Can you reproduce every one of the following entries line for line, without changing a single character?

» **DATA FOR THIS TASK**
+++
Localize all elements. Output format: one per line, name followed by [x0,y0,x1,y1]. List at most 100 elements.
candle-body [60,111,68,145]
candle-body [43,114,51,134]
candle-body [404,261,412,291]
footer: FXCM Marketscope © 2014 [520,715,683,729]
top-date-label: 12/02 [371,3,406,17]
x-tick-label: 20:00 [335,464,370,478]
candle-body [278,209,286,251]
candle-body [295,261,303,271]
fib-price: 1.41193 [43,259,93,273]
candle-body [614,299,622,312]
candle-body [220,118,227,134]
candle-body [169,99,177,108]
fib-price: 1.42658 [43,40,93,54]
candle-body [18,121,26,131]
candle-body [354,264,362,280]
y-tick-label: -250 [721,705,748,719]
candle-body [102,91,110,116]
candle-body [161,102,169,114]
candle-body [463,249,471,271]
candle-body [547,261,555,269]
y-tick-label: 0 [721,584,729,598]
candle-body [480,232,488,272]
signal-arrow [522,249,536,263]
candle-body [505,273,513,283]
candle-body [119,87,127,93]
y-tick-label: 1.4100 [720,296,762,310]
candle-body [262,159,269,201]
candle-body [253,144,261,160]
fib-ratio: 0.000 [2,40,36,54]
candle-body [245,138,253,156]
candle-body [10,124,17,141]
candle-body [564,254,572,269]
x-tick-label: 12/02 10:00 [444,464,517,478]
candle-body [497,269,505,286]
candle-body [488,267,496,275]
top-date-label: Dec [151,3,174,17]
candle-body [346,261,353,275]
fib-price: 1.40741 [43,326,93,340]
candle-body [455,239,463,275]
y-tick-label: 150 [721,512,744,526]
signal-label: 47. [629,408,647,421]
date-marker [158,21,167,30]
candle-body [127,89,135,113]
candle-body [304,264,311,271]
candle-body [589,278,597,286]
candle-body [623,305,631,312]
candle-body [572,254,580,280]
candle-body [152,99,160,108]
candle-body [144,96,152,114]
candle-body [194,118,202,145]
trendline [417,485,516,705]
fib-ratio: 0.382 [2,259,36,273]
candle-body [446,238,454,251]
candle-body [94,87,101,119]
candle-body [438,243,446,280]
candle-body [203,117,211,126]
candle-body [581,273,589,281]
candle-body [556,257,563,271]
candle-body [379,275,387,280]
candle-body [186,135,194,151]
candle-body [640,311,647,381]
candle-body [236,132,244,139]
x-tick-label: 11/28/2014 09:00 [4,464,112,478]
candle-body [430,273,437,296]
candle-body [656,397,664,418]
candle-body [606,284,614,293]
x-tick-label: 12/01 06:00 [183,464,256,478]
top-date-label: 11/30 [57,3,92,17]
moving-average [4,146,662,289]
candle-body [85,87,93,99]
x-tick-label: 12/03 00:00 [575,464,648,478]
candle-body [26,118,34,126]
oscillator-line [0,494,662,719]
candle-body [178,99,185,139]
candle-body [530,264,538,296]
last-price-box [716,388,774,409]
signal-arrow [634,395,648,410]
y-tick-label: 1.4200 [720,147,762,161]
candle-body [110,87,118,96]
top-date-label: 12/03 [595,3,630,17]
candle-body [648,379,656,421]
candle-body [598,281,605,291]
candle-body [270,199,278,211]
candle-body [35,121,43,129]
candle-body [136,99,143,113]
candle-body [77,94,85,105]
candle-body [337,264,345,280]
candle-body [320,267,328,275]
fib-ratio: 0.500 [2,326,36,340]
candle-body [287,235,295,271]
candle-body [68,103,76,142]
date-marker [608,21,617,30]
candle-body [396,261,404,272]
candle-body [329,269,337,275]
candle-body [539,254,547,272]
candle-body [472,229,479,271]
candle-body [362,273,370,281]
+++
» **RESPONSE FOR THIS EXERCISE**
Localize all elements. Output format: one per line, name followed by [x0,y0,x1,y1]. List at most 100 elements.
candle-body [60,111,68,145]
candle-body [43,114,51,134]
candle-body [404,261,412,291]
footer: FXCM Marketscope © 2014 [520,715,683,729]
top-date-label: 12/02 [371,3,406,17]
x-tick-label: 20:00 [335,464,370,478]
candle-body [278,209,286,251]
candle-body [295,261,303,271]
fib-price: 1.41193 [43,259,93,273]
candle-body [614,299,622,312]
candle-body [220,118,227,134]
candle-body [169,99,177,108]
fib-price: 1.42658 [43,40,93,54]
candle-body [18,121,26,131]
candle-body [354,264,362,280]
y-tick-label: -250 [721,705,748,719]
candle-body [102,91,110,116]
candle-body [161,102,169,114]
candle-body [463,249,471,271]
candle-body [547,261,555,269]
y-tick-label: 0 [721,584,729,598]
candle-body [480,232,488,272]
signal-arrow [522,249,536,263]
candle-body [505,273,513,283]
candle-body [119,87,127,93]
y-tick-label: 1.4100 [720,296,762,310]
candle-body [262,159,269,201]
candle-body [253,144,261,160]
fib-ratio: 0.000 [2,40,36,54]
candle-body [245,138,253,156]
candle-body [10,124,17,141]
candle-body [564,254,572,269]
x-tick-label: 12/02 10:00 [444,464,517,478]
candle-body [497,269,505,286]
candle-body [488,267,496,275]
top-date-label: Dec [151,3,174,17]
candle-body [346,261,353,275]
fib-price: 1.40741 [43,326,93,340]
candle-body [455,239,463,275]
y-tick-label: 150 [721,512,744,526]
signal-label: 47. [629,408,647,421]
date-marker [158,21,167,30]
candle-body [127,89,135,113]
candle-body [304,264,311,271]
candle-body [589,278,597,286]
candle-body [623,305,631,312]
candle-body [572,254,580,280]
candle-body [152,99,160,108]
candle-body [144,96,152,114]
candle-body [194,118,202,145]
trendline [417,485,516,705]
fib-ratio: 0.382 [2,259,36,273]
candle-body [446,238,454,251]
candle-body [94,87,101,119]
candle-body [438,243,446,280]
candle-body [203,117,211,126]
candle-body [581,273,589,281]
candle-body [556,257,563,271]
candle-body [379,275,387,280]
candle-body [186,135,194,151]
candle-body [640,311,647,381]
candle-body [236,132,244,139]
x-tick-label: 11/28/2014 09:00 [4,464,112,478]
candle-body [430,273,437,296]
candle-body [656,397,664,418]
candle-body [606,284,614,293]
x-tick-label: 12/01 06:00 [183,464,256,478]
top-date-label: 11/30 [57,3,92,17]
moving-average [4,146,662,289]
candle-body [85,87,93,99]
x-tick-label: 12/03 00:00 [575,464,648,478]
candle-body [26,118,34,126]
oscillator-line [0,494,662,719]
candle-body [178,99,185,139]
candle-body [530,264,538,296]
last-price-box [716,388,774,409]
signal-arrow [634,395,648,410]
y-tick-label: 1.4200 [720,147,762,161]
candle-body [110,87,118,96]
top-date-label: 12/03 [595,3,630,17]
candle-body [648,379,656,421]
candle-body [598,281,605,291]
candle-body [270,199,278,211]
candle-body [35,121,43,129]
candle-body [136,99,143,113]
candle-body [77,94,85,105]
candle-body [337,264,345,280]
candle-body [320,267,328,275]
fib-ratio: 0.500 [2,326,36,340]
candle-body [287,235,295,271]
candle-body [68,103,76,142]
date-marker [608,21,617,30]
candle-body [396,261,404,272]
candle-body [329,269,337,275]
candle-body [539,254,547,272]
candle-body [472,229,479,271]
candle-body [362,273,370,281]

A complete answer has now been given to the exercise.